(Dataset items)
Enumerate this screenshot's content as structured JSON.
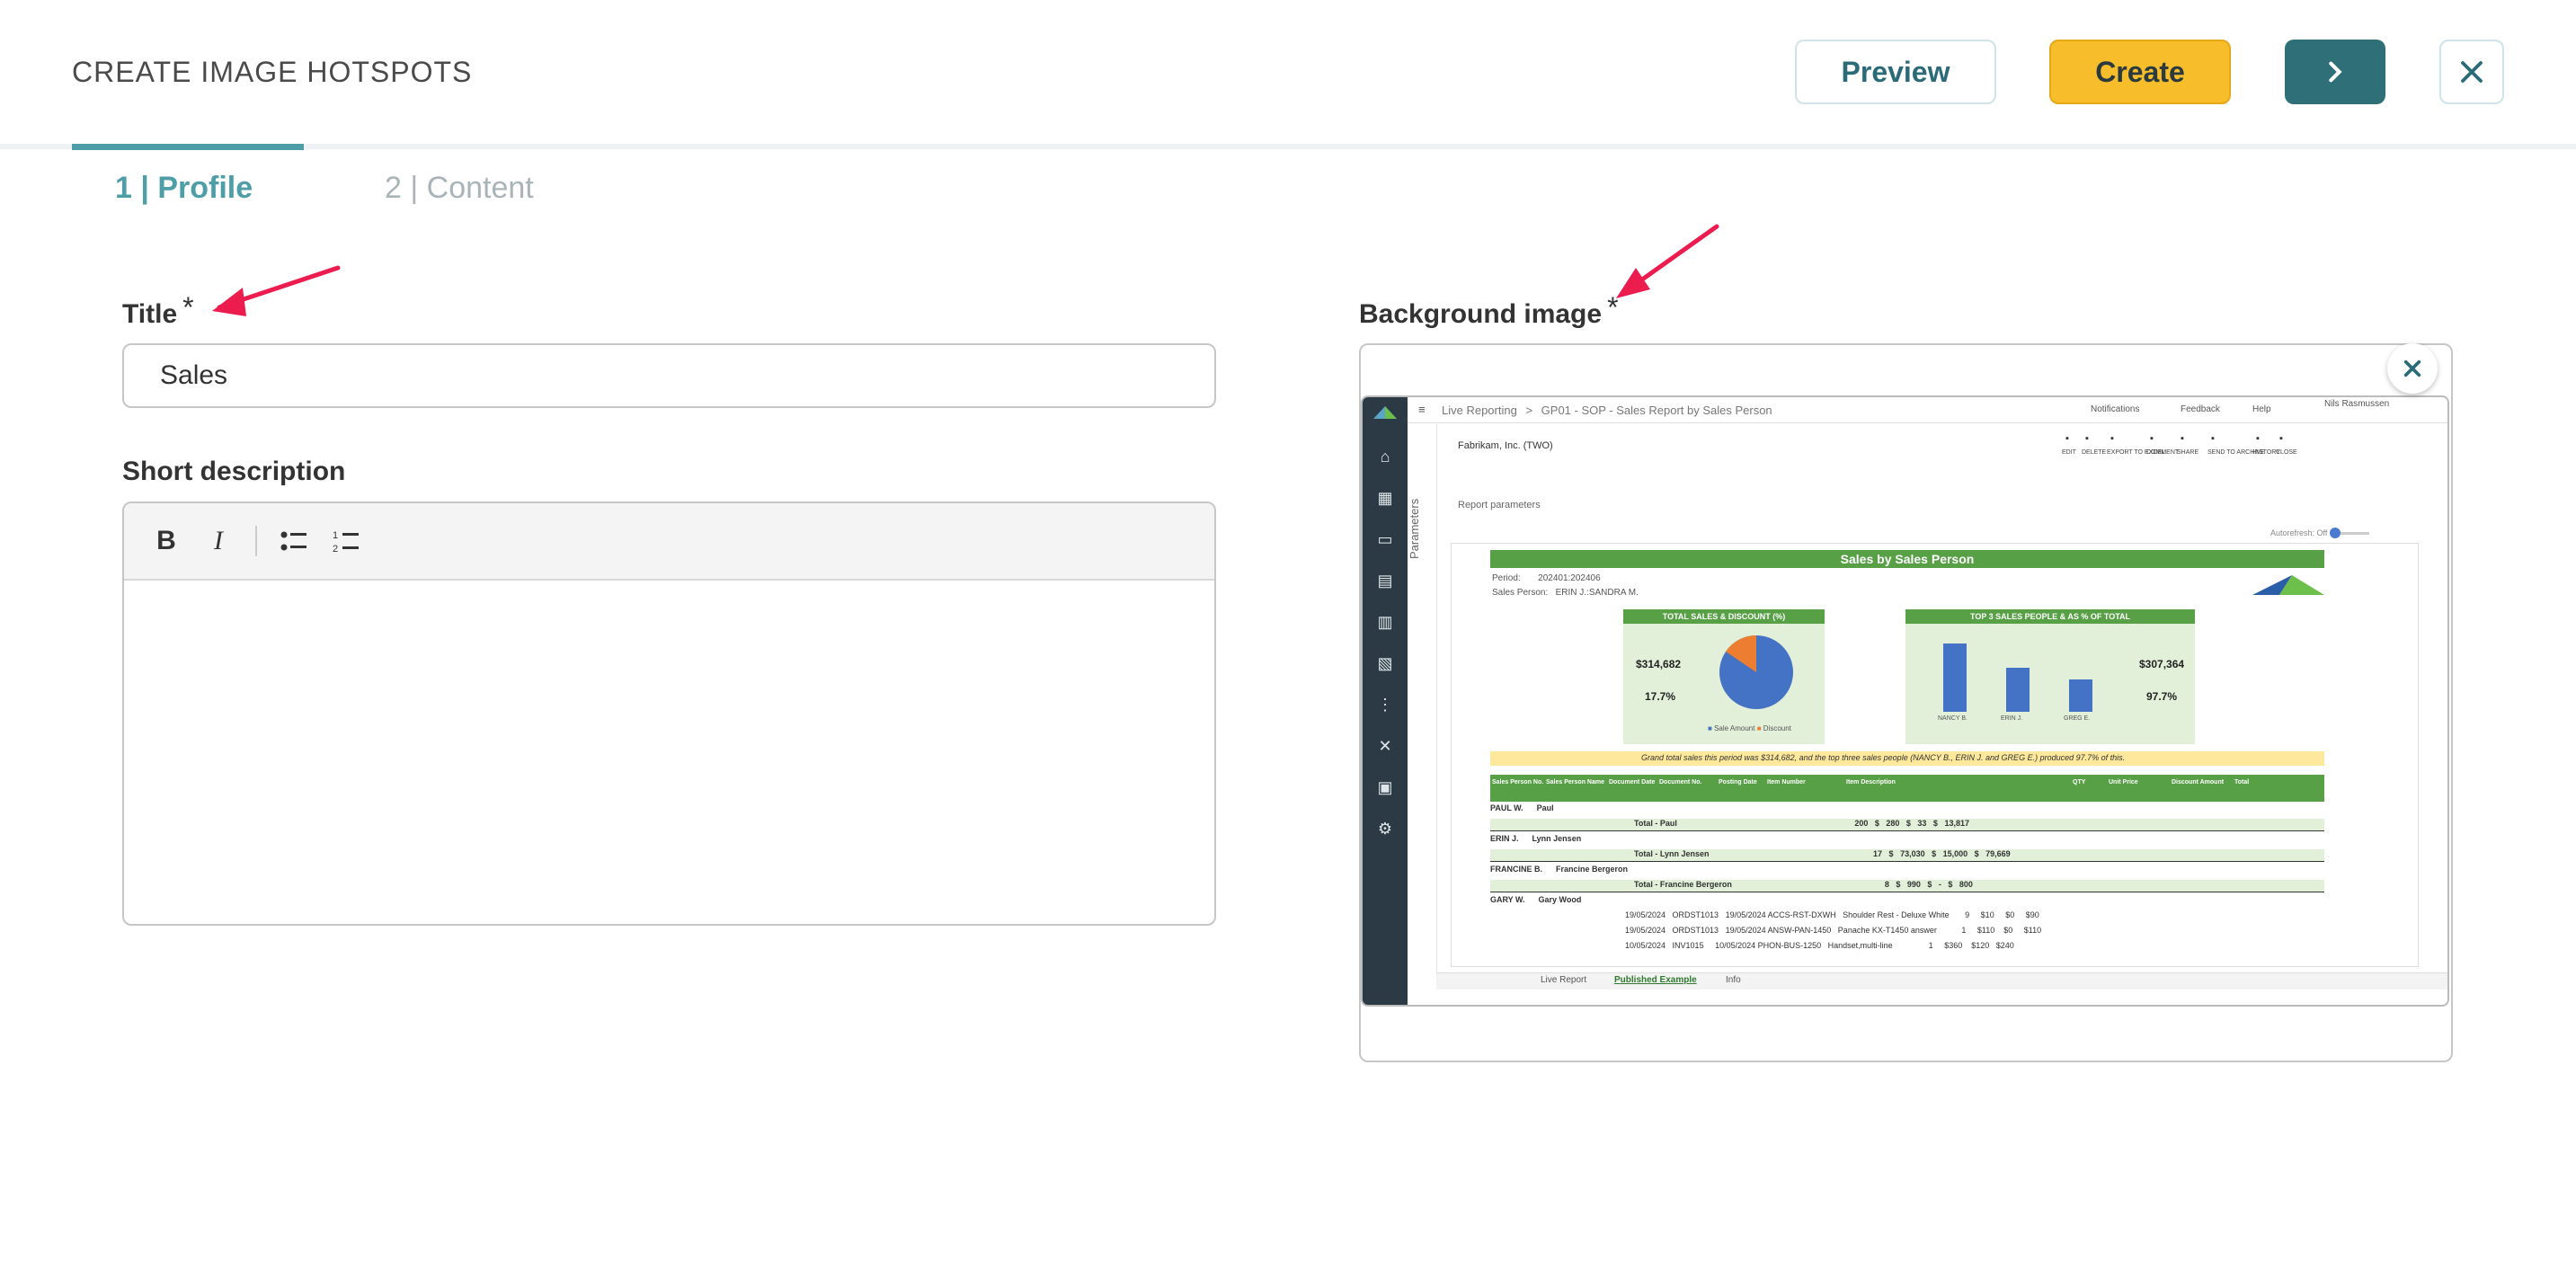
{
  "header": {
    "title": "CREATE IMAGE HOTSPOTS",
    "preview_label": "Preview",
    "create_label": "Create",
    "next_icon": "chevron-right-icon",
    "close_icon": "close-icon"
  },
  "tabs": [
    {
      "label": "1 | Profile",
      "active": true
    },
    {
      "label": "2 | Content",
      "active": false
    }
  ],
  "form": {
    "title_label": "Title",
    "title_required": "*",
    "title_value": "Sales",
    "short_description_label": "Short description",
    "editor_tools": [
      "B",
      "I",
      "bullet-list-icon",
      "numbered-list-icon"
    ],
    "background_image_label": "Background image",
    "background_image_required": "*"
  },
  "screenshot": {
    "breadcrumb_root": "Live Reporting",
    "breadcrumb_sep": ">",
    "breadcrumb_page": "GP01 - SOP - Sales Report by Sales Person",
    "notifications": "Notifications",
    "feedback": "Feedback",
    "help": "Help",
    "user": "Nils Rasmussen",
    "company": "Fabrikam, Inc. (TWO)",
    "parameters": "Parameters",
    "report_parameters": "Report parameters",
    "autorefresh": "Autorefresh: Off",
    "actions": [
      "EDIT",
      "DELETE",
      "EXPORT TO EXCEL",
      "COMMENT",
      "SHARE",
      "SEND TO ARCHIVE",
      "HISTORY",
      "CLOSE"
    ],
    "report_title": "Sales by Sales Person",
    "period_label": "Period:",
    "period_value": "202401:202406",
    "sales_person_label": "Sales Person:",
    "sales_person_value": "ERIN J.:SANDRA M.",
    "pie_title": "TOTAL SALES & DISCOUNT (%)",
    "pie_total": "$314,682",
    "pie_pct": "17.7%",
    "pie_legend_sales": "Sale Amount",
    "pie_legend_discount": "Discount",
    "bar_title": "TOP 3 SALES PEOPLE & AS % OF TOTAL",
    "bar_total": "$307,364",
    "bar_pct": "97.7%",
    "bar_names": [
      "NANCY B.",
      "ERIN J.",
      "GREG E."
    ],
    "bar_values": [
      100,
      65,
      47
    ],
    "summary": "Grand total sales this period was $314,682, and the top three sales people (NANCY B., ERIN J. and GREG E.) produced 97.7% of this.",
    "columns": [
      "Sales Person No.",
      "Sales Person Name",
      "Document Date",
      "Document No.",
      "Posting Date",
      "Item Number",
      "Item Description",
      "QTY",
      "Unit Price",
      "Discount Amount",
      "Total"
    ],
    "rows": [
      "PAUL W.      Paul",
      "Total - Paul                                                                               200   $   280   $   33   $   13,817",
      "ERIN J.      Lynn Jensen",
      "Total - Lynn Jensen                                                                         17   $   73,030   $   15,000   $   79,669",
      "FRANCINE B.      Francine Bergeron",
      "Total - Francine Bergeron                                                                    8   $   990   $   -   $   800",
      "GARY W.      Gary Wood",
      "19/05/2024   ORDST1013   19/05/2024 ACCS-RST-DXWH   Shoulder Rest - Deluxe White       9     $10     $0     $90",
      "19/05/2024   ORDST1013   19/05/2024 ANSW-PAN-1450   Panache KX-T1450 answer           1     $110    $0     $110",
      "10/05/2024   INV1015     10/05/2024 PHON-BUS-1250   Handset,multi-line                1     $360    $120   $240"
    ],
    "sheet_tabs": [
      "Live Report",
      "Published Example",
      "Info"
    ]
  }
}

Exercise prompt: From the entries above, list each line with "parameters" in it.

Output for this task:
    "parameters": "Parameters",
    "report_parameters": "Report parameters",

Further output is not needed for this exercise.